━━━━━ Material for this exercise
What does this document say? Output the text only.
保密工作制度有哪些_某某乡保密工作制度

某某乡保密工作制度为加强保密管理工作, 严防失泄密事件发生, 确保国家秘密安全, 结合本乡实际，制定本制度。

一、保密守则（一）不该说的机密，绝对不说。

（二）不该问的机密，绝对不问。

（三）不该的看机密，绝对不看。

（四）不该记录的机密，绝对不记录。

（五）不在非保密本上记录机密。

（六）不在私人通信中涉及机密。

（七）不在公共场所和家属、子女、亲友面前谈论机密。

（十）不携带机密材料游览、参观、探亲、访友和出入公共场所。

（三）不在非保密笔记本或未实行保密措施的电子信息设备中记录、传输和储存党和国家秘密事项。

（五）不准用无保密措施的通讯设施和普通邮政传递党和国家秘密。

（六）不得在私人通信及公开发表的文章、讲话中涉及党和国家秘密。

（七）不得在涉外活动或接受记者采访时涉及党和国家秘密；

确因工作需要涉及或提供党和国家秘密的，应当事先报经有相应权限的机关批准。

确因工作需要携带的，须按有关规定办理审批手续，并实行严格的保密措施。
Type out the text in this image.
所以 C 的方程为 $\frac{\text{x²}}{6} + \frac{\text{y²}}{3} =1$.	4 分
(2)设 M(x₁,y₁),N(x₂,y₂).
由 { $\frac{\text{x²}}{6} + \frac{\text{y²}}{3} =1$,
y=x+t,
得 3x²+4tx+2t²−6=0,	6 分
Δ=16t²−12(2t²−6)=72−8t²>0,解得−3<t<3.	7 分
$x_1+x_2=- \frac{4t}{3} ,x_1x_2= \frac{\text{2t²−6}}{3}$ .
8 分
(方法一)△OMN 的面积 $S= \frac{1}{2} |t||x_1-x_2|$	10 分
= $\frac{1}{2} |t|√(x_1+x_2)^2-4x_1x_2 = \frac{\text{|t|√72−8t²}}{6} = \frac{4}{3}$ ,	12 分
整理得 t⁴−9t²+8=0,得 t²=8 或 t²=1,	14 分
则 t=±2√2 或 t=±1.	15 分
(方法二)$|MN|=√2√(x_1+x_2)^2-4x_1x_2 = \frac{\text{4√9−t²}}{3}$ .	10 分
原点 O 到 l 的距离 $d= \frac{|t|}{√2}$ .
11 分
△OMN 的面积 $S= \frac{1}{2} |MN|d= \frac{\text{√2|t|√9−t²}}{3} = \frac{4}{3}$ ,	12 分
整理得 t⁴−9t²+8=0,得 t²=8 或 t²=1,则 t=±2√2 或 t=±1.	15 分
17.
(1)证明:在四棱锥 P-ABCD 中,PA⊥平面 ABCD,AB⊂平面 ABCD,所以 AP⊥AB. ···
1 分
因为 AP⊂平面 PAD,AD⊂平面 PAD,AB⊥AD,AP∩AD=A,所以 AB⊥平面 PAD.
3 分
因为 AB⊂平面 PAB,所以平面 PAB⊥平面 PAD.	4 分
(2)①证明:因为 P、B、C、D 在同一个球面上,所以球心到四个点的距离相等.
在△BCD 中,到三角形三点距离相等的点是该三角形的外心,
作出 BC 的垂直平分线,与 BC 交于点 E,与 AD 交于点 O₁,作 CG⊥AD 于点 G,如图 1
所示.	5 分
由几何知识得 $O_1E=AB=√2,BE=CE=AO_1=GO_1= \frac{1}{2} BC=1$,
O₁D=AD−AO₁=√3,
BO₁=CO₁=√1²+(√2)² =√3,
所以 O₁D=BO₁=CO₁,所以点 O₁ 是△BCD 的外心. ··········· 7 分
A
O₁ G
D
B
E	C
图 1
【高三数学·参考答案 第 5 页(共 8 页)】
━━━━━━━━━━
Extract the data exactly as given.

What does this document say? Output the text only.
保密工作制度有哪些_某某乡保密工作制度

某某乡保密工作制度为加强保密管理工作, 严防失泄密事件发生, 确保国家秘密安全, 结合本乡实际，制定本制度。

一、保密守则（一）不该说的机密，绝对不说。

（二）不该问的机密，绝对不问。

（三）不该的看机密，绝对不看。

（四）不该记录的机密，绝对不记录。

（五）不在非保密本上记录机密。

（六）不在私人通信中涉及机密。

（七）不在公共场所和家属、子女、亲友面前谈论机密。

（十）不携带机密材料游览、参观、探亲、访友和出入公共场所。

（三）不在非保密笔记本或未实行保密措施的电子信息设备中记录、传输和储存党和国家秘密事项。

（五）不准用无保密措施的通讯设施和普通邮政传递党和国家秘密。

（六）不得在私人通信及公开发表的文章、讲话中涉及党和国家秘密。

（七）不得在涉外活动或接受记者采访时涉及党和国家秘密；

确因工作需要涉及或提供党和国家秘密的，应当事先报经有相应权限的机关批准。

确因工作需要携带的，须按有关规定办理审批手续，并实行严格的保密措施。
Type out the text in this image.
所以 C 的方程为 $\frac{\text{x²}}{6} + \frac{\text{y²}}{3} =1$.	4 分
(2)设 M(x₁,y₁),N(x₂,y₂).
由 { $\frac{\text{x²}}{6} + \frac{\text{y²}}{3} =1$,
y=x+t,
得 3x²+4tx+2t²−6=0,	6 分
Δ=16t²−12(2t²−6)=72−8t²>0,解得−3<t<3.	7 分
$x_1+x_2=- \frac{4t}{3} ,x_1x_2= \frac{\text{2t²−6}}{3}$ .
8 分
(方法一)△OMN 的面积 $S= \frac{1}{2} |t||x_1-x_2|$	10 分
= $\frac{1}{2} |t|√(x_1+x_2)^2-4x_1x_2 = \frac{\text{|t|√72−8t²}}{6} = \frac{4}{3}$ ,	12 分
整理得 t⁴−9t²+8=0,得 t²=8 或 t²=1,	14 分
则 t=±2√2 或 t=±1.	15 分
(方法二)$|MN|=√2√(x_1+x_2)^2-4x_1x_2 = \frac{\text{4√9−t²}}{3}$ .	10 分
原点 O 到 l 的距离 $d= \frac{|t|}{√2}$ .
11 分
△OMN 的面积 $S= \frac{1}{2} |MN|d= \frac{\text{√2|t|√9−t²}}{3} = \frac{4}{3}$ ,	12 分
整理得 t⁴−9t²+8=0,得 t²=8 或 t²=1,则 t=±2√2 或 t=±1.	15 分
17.
(1)证明:在四棱锥 P-ABCD 中,PA⊥平面 ABCD,AB⊂平面 ABCD,所以 AP⊥AB. ···
1 分
因为 AP⊂平面 PAD,AD⊂平面 PAD,AB⊥AD,AP∩AD=A,所以 AB⊥平面 PAD.
3 分
因为 AB⊂平面 PAB,所以平面 PAB⊥平面 PAD.	4 分
(2)①证明:因为 P、B、C、D 在同一个球面上,所以球心到四个点的距离相等.
在△BCD 中,到三角形三点距离相等的点是该三角形的外心,
作出 BC 的垂直平分线,与 BC 交于点 E,与 AD 交于点 O₁,作 CG⊥AD 于点 G,如图 1
所示.	5 分
由几何知识得 $O_1E=AB=√2,BE=CE=AO_1=GO_1= \frac{1}{2} BC=1$,
O₁D=AD−AO₁=√3,
BO₁=CO₁=√1²+(√2)² =√3,
所以 O₁D=BO₁=CO₁,所以点 O₁ 是△BCD 的外心. ··········· 7 分
A
O₁ G
D
B
E	C
图 1
【高三数学·参考答案 第 5 页(共 8 页)】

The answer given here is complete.